■ **The request**
Every line below that includes "Crime" counts toward the total. Report that total alone.

===== Raw data

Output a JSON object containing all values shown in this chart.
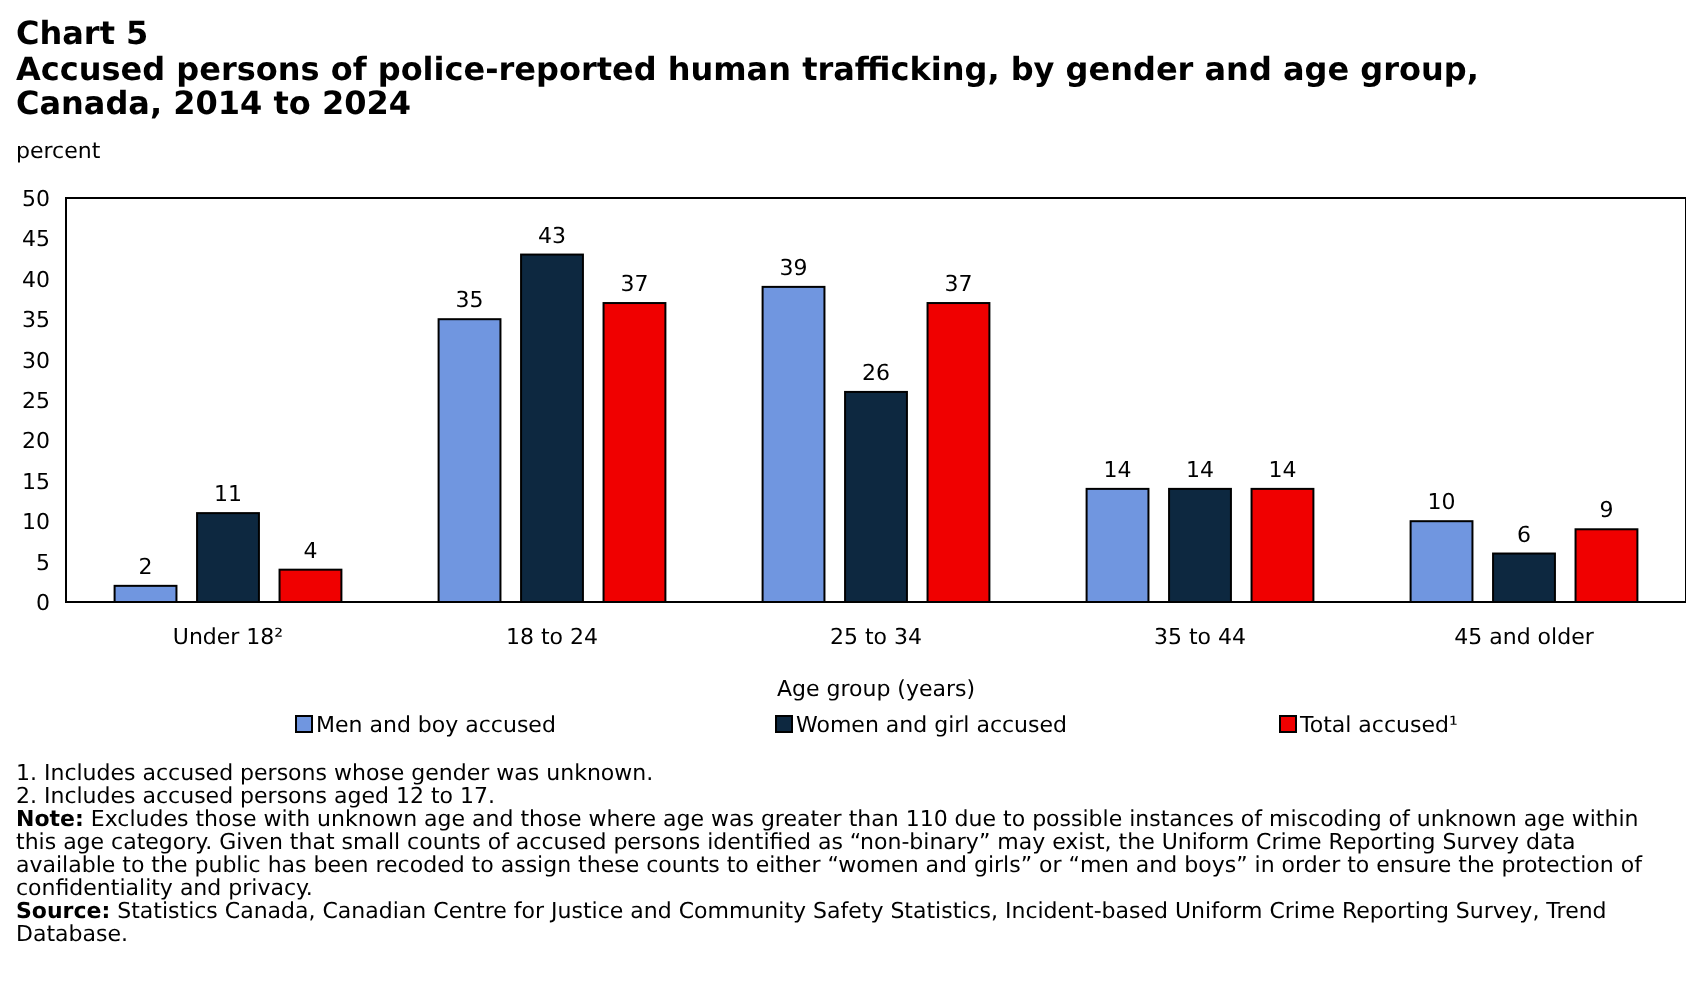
{
  "chart_data": {
    "type": "bar",
    "title": "Chart 5",
    "subtitle": "Accused persons of police-reported human trafficking, by gender and age group, Canada, 2014 to 2024",
    "ylabel": "percent",
    "xlabel": "Age group (years)",
    "categories": [
      "Under 18²",
      "18 to 24",
      "25 to 34",
      "35 to 44",
      "45 and older"
    ],
    "series": [
      {
        "name": "Men and boy accused",
        "color": "#7096e0",
        "values": [
          2,
          35,
          39,
          14,
          10
        ]
      },
      {
        "name": "Women and girl accused",
        "color": "#0d2840",
        "values": [
          11,
          43,
          26,
          14,
          6
        ]
      },
      {
        "name": "Total accused¹",
        "color": "#f00000",
        "values": [
          4,
          37,
          37,
          14,
          9
        ]
      }
    ],
    "ylim": [
      0,
      50
    ],
    "yticks": [
      0,
      5,
      10,
      15,
      20,
      25,
      30,
      35,
      40,
      45,
      50
    ],
    "data_labels": true,
    "legend": "bottom",
    "grid": false,
    "annotations": [
      "1. Includes accused persons whose gender was unknown.",
      "2. Includes accused persons aged 12 to 17.",
      "Note: Excludes those with unknown age and those where age was greater than 110 due to possible instances of miscoding of unknown age within this age category. Given that small counts of accused persons identified as “non-binary” may exist, the Uniform Crime Reporting Survey data available to the public has been recoded to assign these counts to either “women and girls” or “men and boys” in order to ensure the protection of confidentiality and privacy.",
      "Source: Statistics Canada, Canadian Centre for Justice and Community Safety Statistics, Incident-based Uniform Crime Reporting Survey, Trend Database."
    ]
  }
}
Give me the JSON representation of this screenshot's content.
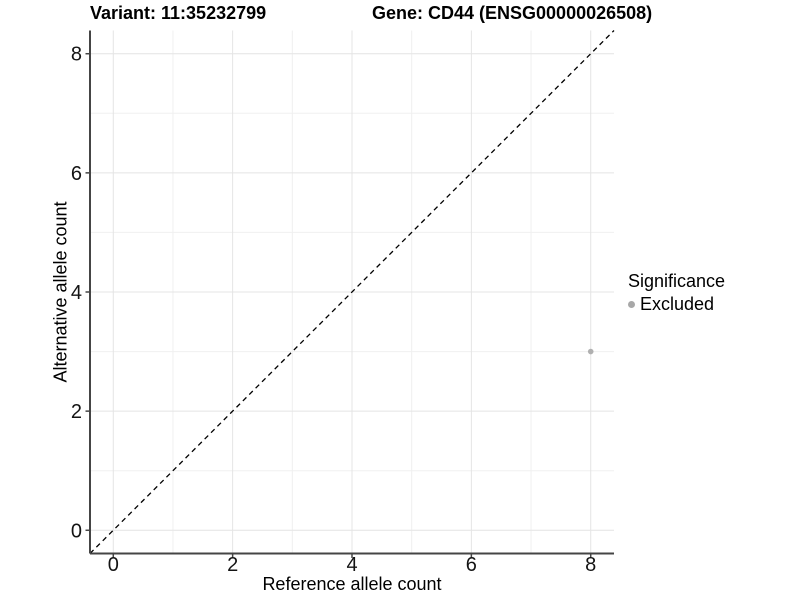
{
  "figure": {
    "title_left": "Variant: 11:35232799",
    "title_right": "Gene: CD44 (ENSG00000026508)"
  },
  "chart_data": {
    "type": "scatter",
    "title": "Variant: 11:35232799  /  Gene: CD44 (ENSG00000026508)",
    "xlabel": "Reference allele count",
    "ylabel": "Alternative allele count",
    "xlim": [
      -0.39,
      8.39
    ],
    "ylim": [
      -0.39,
      8.39
    ],
    "xticks": [
      0,
      2,
      4,
      6,
      8
    ],
    "yticks": [
      0,
      2,
      4,
      6,
      8
    ],
    "minor_xticks": [
      1,
      3,
      5,
      7
    ],
    "minor_yticks": [
      1,
      3,
      5,
      7
    ],
    "grid": true,
    "series": [
      {
        "name": "Excluded",
        "points": [
          {
            "x": 8,
            "y": 3
          }
        ]
      }
    ],
    "reference_line": {
      "type": "identity",
      "from": [
        -0.39,
        -0.39
      ],
      "to": [
        8.39,
        8.39
      ],
      "style": "dashed",
      "color": "#000000"
    },
    "legend": {
      "title": "Significance",
      "position": "right",
      "entries": [
        {
          "label": "Excluded",
          "marker": "circle",
          "color": "#a8a8a8"
        }
      ]
    },
    "colors": {
      "point": "#b0b0b0",
      "axis_line": "#454545",
      "grid_major": "#e4e4e4",
      "grid_minor": "#f0f0f0",
      "tick_text": "#141414"
    }
  }
}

==========

■ **Written reply**
2